Problem statement:
For the data that follows, report how many lines contain the word "code", and nothing else.

━━━━━ Excerpted records

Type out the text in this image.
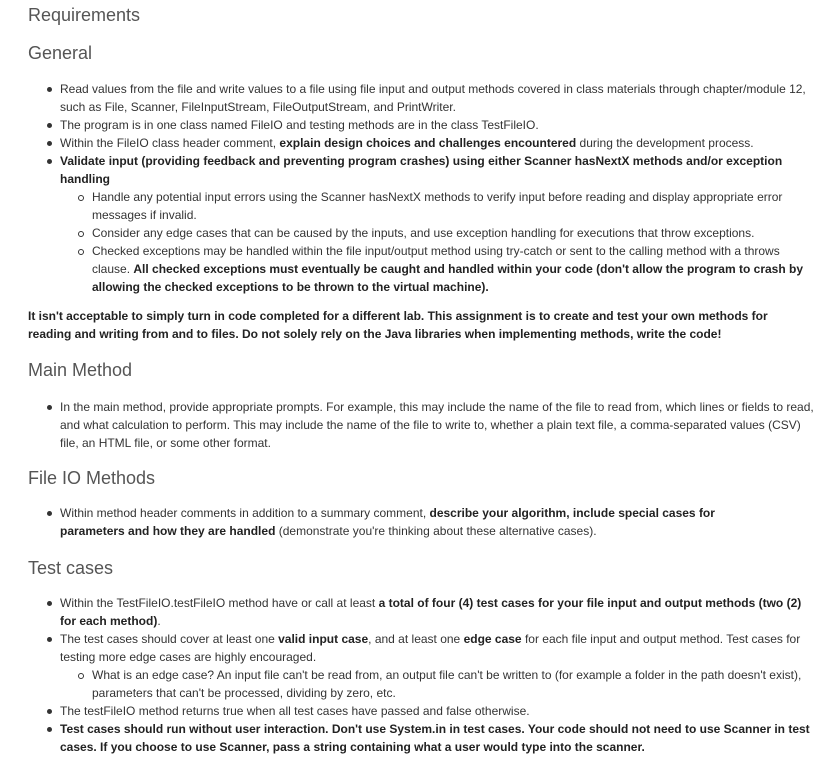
Requirements
General
Read values from the file and write values to a file using file input and output methods covered in class materials through chapter/module 12, such as File, Scanner, FileInputStream, FileOutputStream, and PrintWriter.
The program is in one class named FileIO and testing methods are in the class TestFileIO.
Within the FileIO class header comment, explain design choices and challenges encountered during the development process.
Validate input (providing feedback and preventing program crashes) using either Scanner hasNextX methods and/or exception handling
Handle any potential input errors using the Scanner hasNextX methods to verify input before reading and display appropriate error messages if invalid.
Consider any edge cases that can be caused by the inputs, and use exception handling for executions that throw exceptions.
Checked exceptions may be handled within the file input/output method using try-catch or sent to the calling method with a throws clause. All checked exceptions must eventually be caught and handled within your code (don't allow the program to crash by allowing the checked exceptions to be thrown to the virtual machine).

It isn't acceptable to simply turn in code completed for a different lab. This assignment is to create and test your own methods for reading and writing from and to files. Do not solely rely on the Java libraries when implementing methods, write the code!

Main Method
In the main method, provide appropriate prompts. For example, this may include the name of the file to read from, which lines or fields to read, and what calculation to perform. This may include the name of the file to write to, whether a plain text file, a comma-separated values (CSV) file, an HTML file, or some other format.
File IO Methods
Within method header comments in addition to a summary comment, describe your algorithm, include special cases for parameters and how they are handled (demonstrate you're thinking about these alternative cases).
Test cases
Within the TestFileIO.testFileIO method have or call at least a total of four (4) test cases for your file input and output methods (two (2) for each method).
The test cases should cover at least one valid input case, and at least one edge case for each file input and output method. Test cases for testing more edge cases are highly encouraged.
What is an edge case? An input file can't be read from, an output file can't be written to (for example a folder in the path doesn't exist), parameters that can't be processed, dividing by zero, etc.
The testFileIO method returns true when all test cases have passed and false otherwise.
Test cases should run without user interaction. Don't use System.in in test cases. Your code should not need to use Scanner in test cases. If you choose to use Scanner, pass a string containing what a user would type into the scanner.
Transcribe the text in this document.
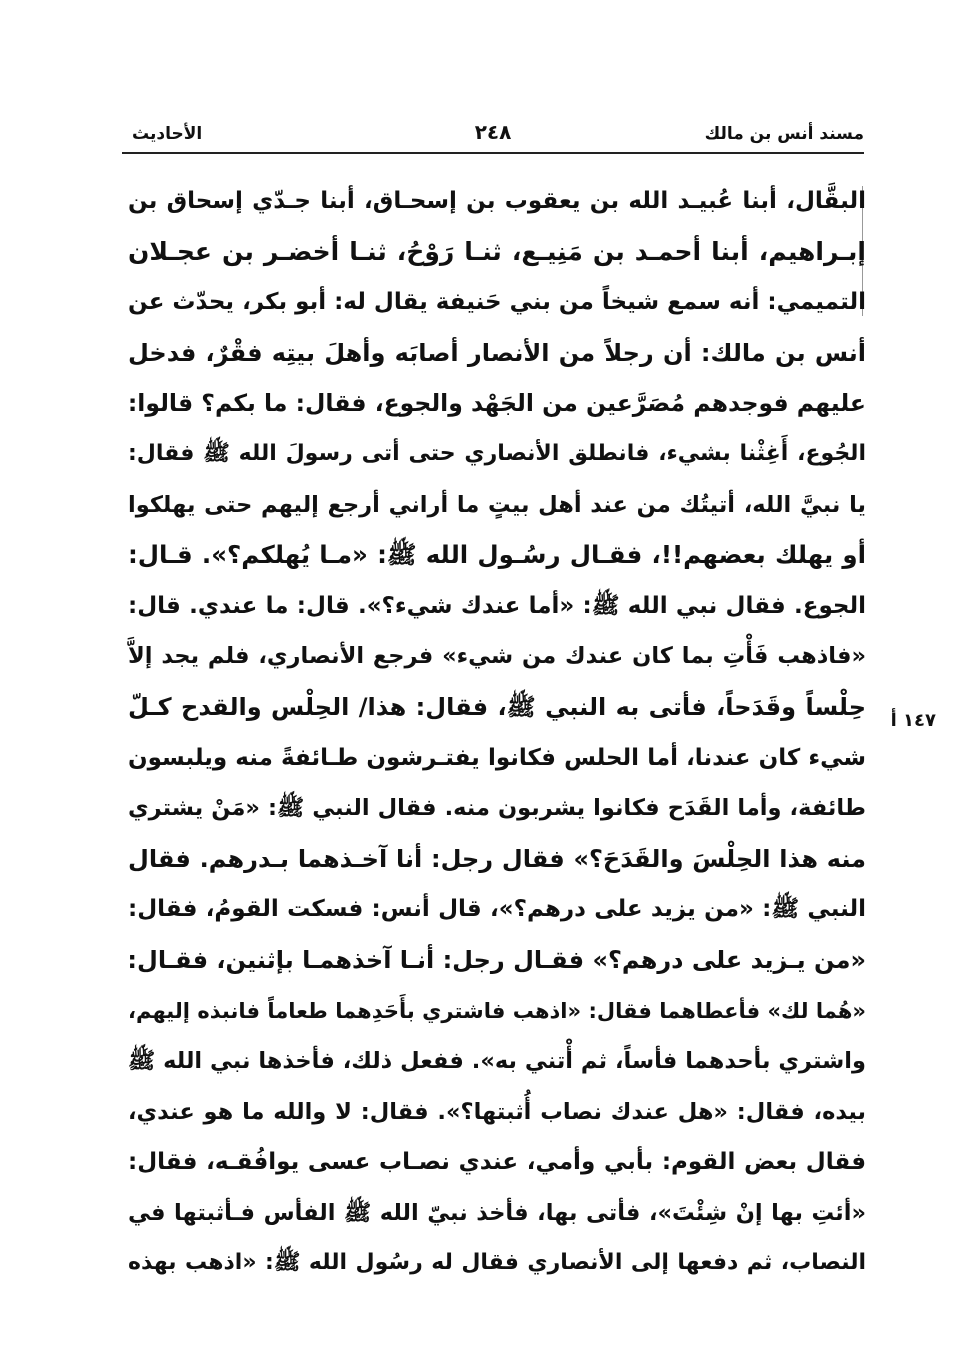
مسند أنس بن مالك
٢٤٨
الأحاديث
١٤٧ أ
البقَّال، أبنا عُبيـد الله بن يعقوب بن إسحـاق، أبنا جـدّي إسحاق بن
إبـراهيم، أبنا أحمـد بن مَنِيـع، ثنـا رَوْحُ، ثنـا أخضـر بن عجـلان
التميمي: أنه سمع شيخاً من بني حَنيفة يقال له: أبو بكر، يحدّث عن
أنس بن مالك: أن رجلاً من الأنصار أصابَه وأهلَ بيتِه فقْرٌ، فدخل
عليهم فوجدهم مُصَرَّعين من الجَهْد والجوع، فقال: ما بكم؟ قالوا:
الجُوع، أَغِثْنا بشيء، فانطلق الأنصاري حتى أتى رسولَ الله ﷺ فقال:
يا نبيَّ الله، أتيتُك من عند أهل بيتٍ ما أراني أرجع إليهم حتى يهلكوا
أو يهلك بعضهم!!، فقـال رسُـول الله ﷺ: «مـا يُهلكم؟». قـال:
الجوع. فقال نبي الله ﷺ: «أما عندك شيء؟». قال: ما عندي. قال:
«فاذهب فَأْتِ بما كان عندك من شيء» فرجع الأنصاري، فلم يجد إلاَّ
حِلْساً وقَدَحاً، فأتى به النبي ﷺ، فقال: هذا/ الحِلْس والقدح كـلّ
شيء كان عندنا، أما الحلس فكانوا يفتـرشون طـائفةً منه ويلبسون
طائفة، وأما القَدَح فكانوا يشربون منه. فقال النبي ﷺ: «مَنْ يشتري
منه هذا الحِلْسَ والقَدَحَ؟» فقال رجل: أنا آخـذهما بـدرهم. فقال
النبي ﷺ: «من يزيد على درهم؟»، قال أنس: فسكت القومُ، فقال:
«من يـزيد على درهم؟» فقـال رجل: أنـا آخذهمـا بإثنين، فقـال:
«هُما لك» فأعطاهما فقال: «اذهب فاشتري بأَحَدِهما طعاماً فانبذه إليهم،
واشتري بأحدهما فأساً، ثم أْتني به». ففعل ذلك، فأخذها نبي الله ﷺ
بيده، فقال: «هل عندك نصاب أُثبتها؟». فقال: لا والله ما هو عندي،
فقال بعض القوم: بأبي وأمي، عندي نصـاب عسى يوافُقـه، فقال:
«أئتِ بها إنْ شِئْتَ»، فأتى بها، فأخذ نبيّ الله ﷺ الفأس فـأثبتها في
النصاب، ثم دفعها إلى الأنصاري فقال له رسُول الله ﷺ: «اذهب بهذه
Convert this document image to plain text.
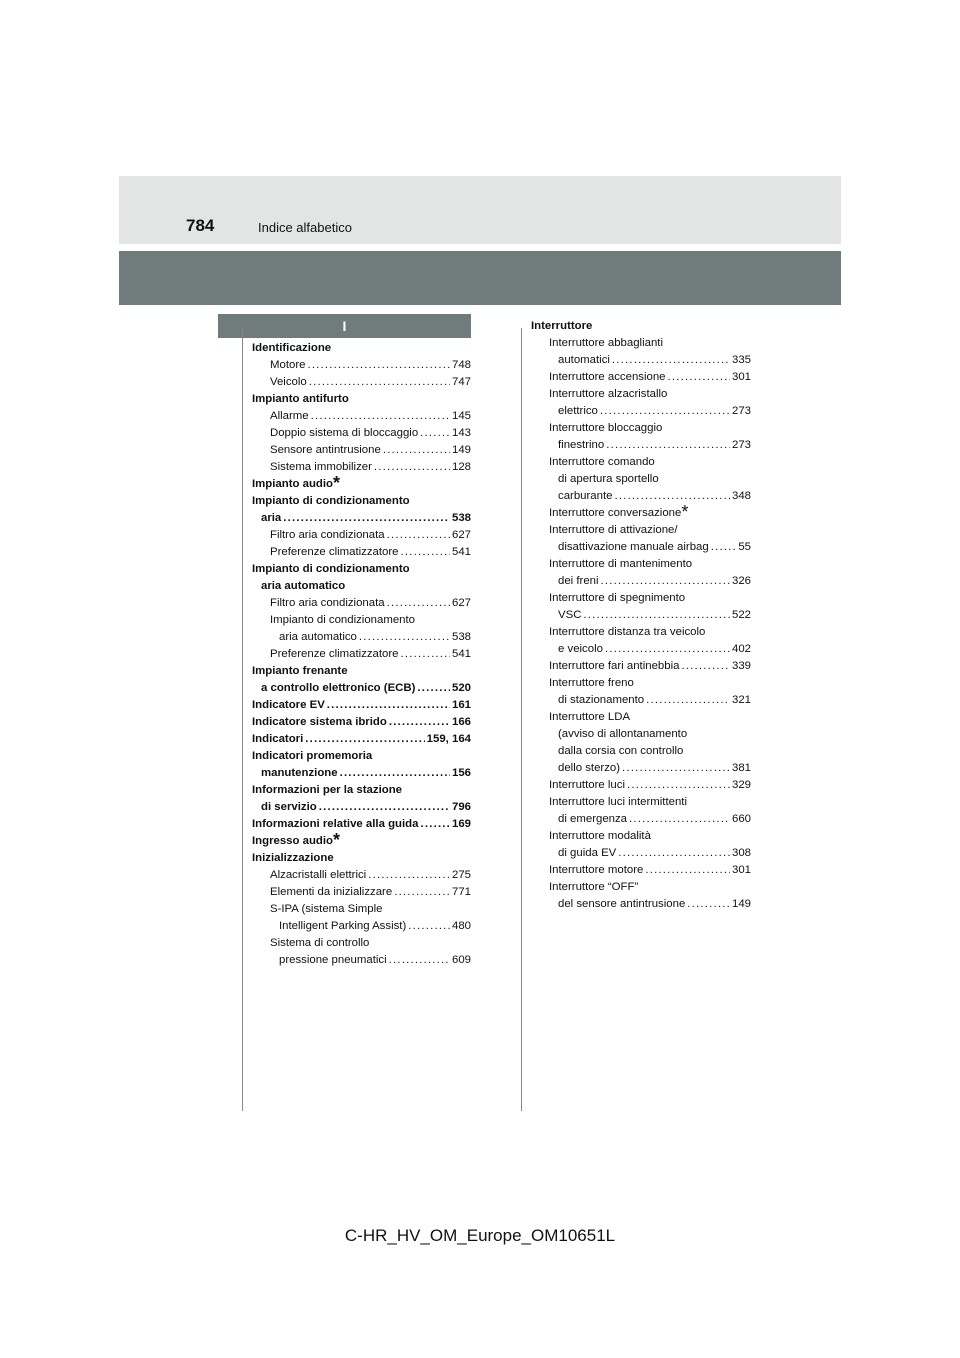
784	Indice alfabetico
I
Identificazione
Motore .....	748
Veicolo .....	747
Impianto antifurto
Allarme .....	145
Doppio sistema di bloccaggio .....	143
Sensore antintrusione .....	149
Sistema immobilizer .....	128
Impianto audio*
Impianto di condizionamento
aria .....	538
Filtro aria condizionata .....	627
Preferenze climatizzatore .....	541
Impianto di condizionamento
aria automatico
Filtro aria condizionata .....	627
Impianto di condizionamento
aria automatico .....	538
Preferenze climatizzatore .....	541
Impianto frenante
a controllo elettronico (ECB) .....	520
Indicatore EV .....	161
Indicatore sistema ibrido .....	166
Indicatori .....	159, 164
Indicatori promemoria
manutenzione .....	156
Informazioni per la stazione
di servizio .....	796
Informazioni relative alla guida .....	169
Ingresso audio*
Inizializzazione
Alzacristalli elettrici .....	275
Elementi da inizializzare .....	771
S-IPA (sistema Simple
Intelligent Parking Assist) .....	480
Sistema di controllo
pressione pneumatici .....	609
Interruttore
Interruttore abbaglianti
automatici .....	335
Interruttore accensione .....	301
Interruttore alzacristallo
elettrico .....	273
Interruttore bloccaggio
finestrino .....	273
Interruttore comando
di apertura sportello
carburante .....	348
Interruttore conversazione*
Interruttore di attivazione/
disattivazione manuale airbag .....	55
Interruttore di mantenimento
dei freni .....	326
Interruttore di spegnimento
VSC .....	522
Interruttore distanza tra veicolo
e veicolo .....	402
Interruttore fari antinebbia .....	339
Interruttore freno
di stazionamento .....	321
Interruttore LDA
(avviso di allontanamento
dalla corsia con controllo
dello sterzo) .....	381
Interruttore luci .....	329
Interruttore luci intermittenti
di emergenza .....	660
Interruttore modalità
di guida EV .....	308
Interruttore motore .....	301
Interruttore “OFF”
del sensore antintrusione .....	149
C-HR_HV_OM_Europe_OM10651L
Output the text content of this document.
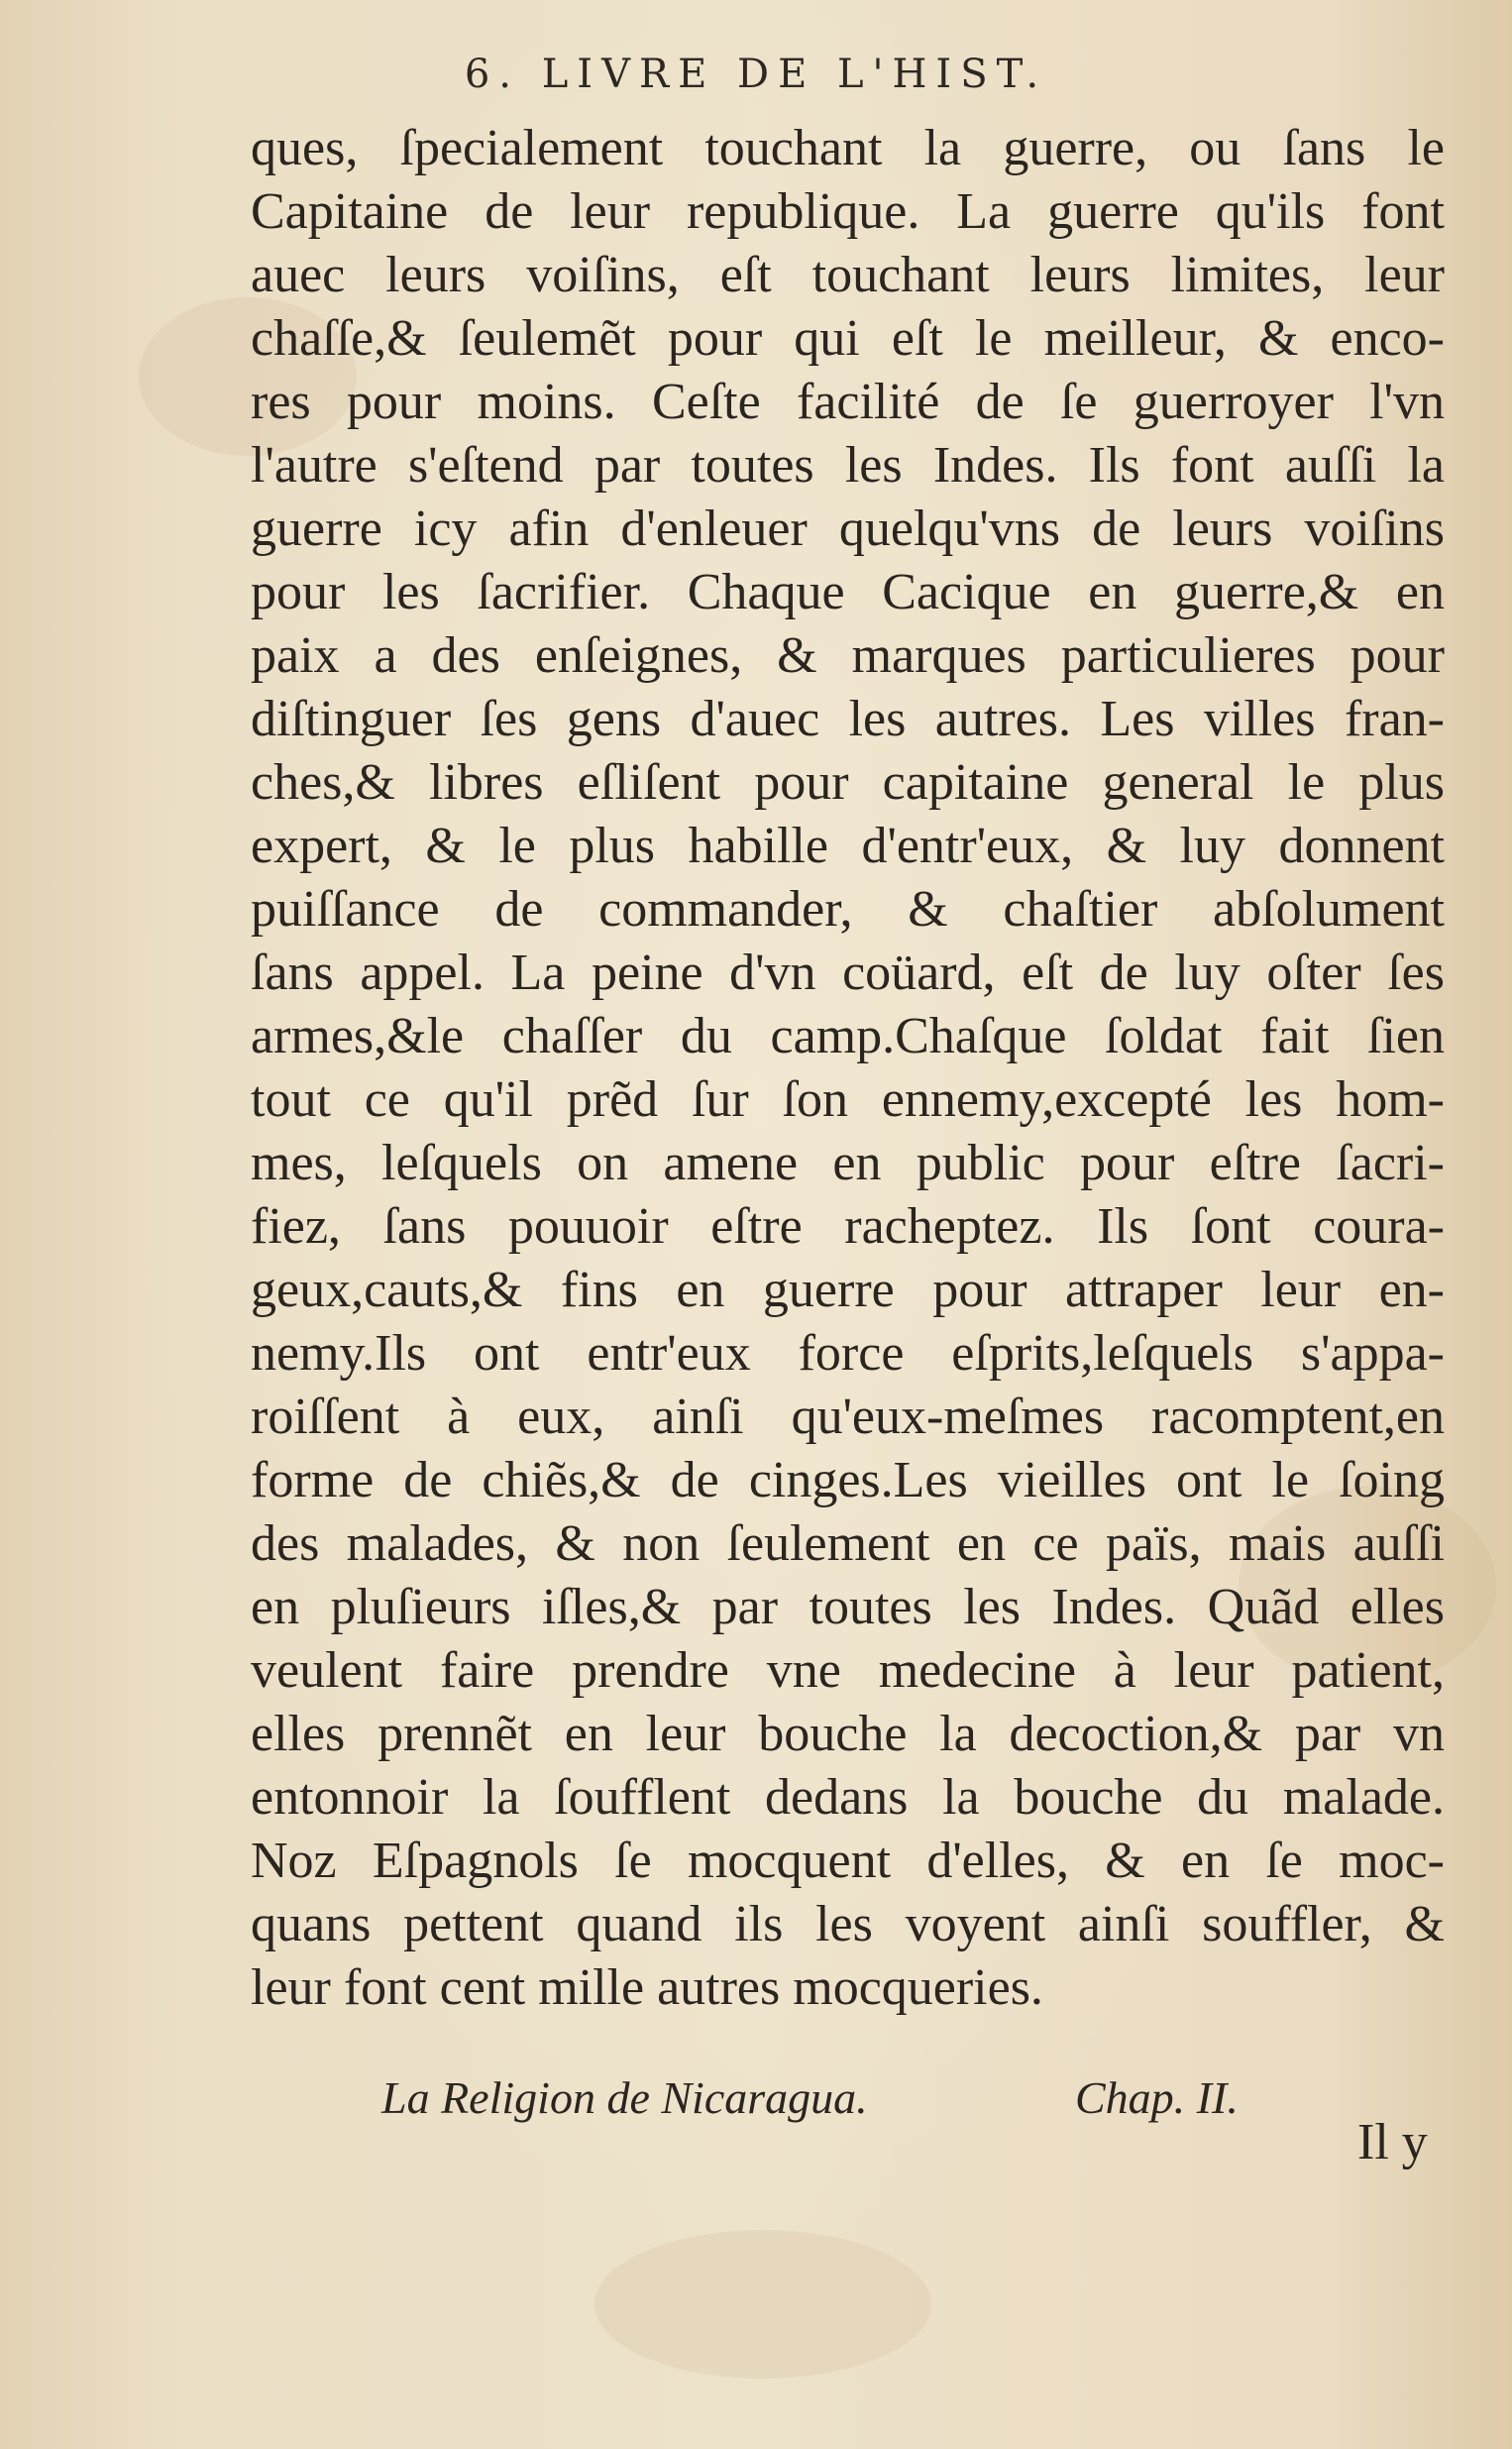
6. LIVRE DE L'HIST.
ques, ſpecialement touchant la guerre, ou ſans le
Capitaine de leur republique. La guerre qu'ils font
auec leurs voiſins, eſt touchant leurs limites, leur
chaſſe,& ſeulemẽt pour qui eſt le meilleur, & enco-
res pour moins. Ceſte facilité de ſe guerroyer l'vn
l'autre s'eſtend par toutes les Indes. Ils font auſſi la
guerre icy afin d'enleuer quelqu'vns de leurs voiſins
pour les ſacrifier. Chaque Cacique en guerre,& en
paix a des enſeignes, & marques particulieres pour
diſtinguer ſes gens d'auec les autres. Les villes fran-
ches,& libres eſliſent pour capitaine general le plus
expert, & le plus habille d'entr'eux, & luy donnent
puiſſance de commander, & chaſtier abſolument
ſans appel. La peine d'vn coüard, eſt de luy oſter ſes
armes,&le chaſſer du camp.Chaſque ſoldat fait ſien
tout ce qu'il prẽd ſur ſon ennemy,excepté les hom-
mes, leſquels on amene en public pour eſtre ſacri-
fiez, ſans pouuoir eſtre racheptez. Ils ſont coura-
geux,cauts,& fins en guerre pour attraper leur en-
nemy.Ils ont entr'eux force eſprits,leſquels s'appa-
roiſſent à eux, ainſi qu'eux-meſmes racomptent,en
forme de chiẽs,& de cinges.Les vieilles ont le ſoing
des malades, & non ſeulement en ce païs, mais auſſi
en pluſieurs iſles,& par toutes les Indes. Quãd elles
veulent faire prendre vne medecine à leur patient,
elles prennẽt en leur bouche la decoction,& par vn
entonnoir la ſoufflent dedans la bouche du malade.
Noz Eſpagnols ſe mocquent d'elles, & en ſe moc-
quans pettent quand ils les voyent ainſi souffler, &
leur font cent mille autres mocqueries.
La Religion de Nicaragua.	Chap. II.
Il y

━━━━━━━━━━

Result for this exercise:
3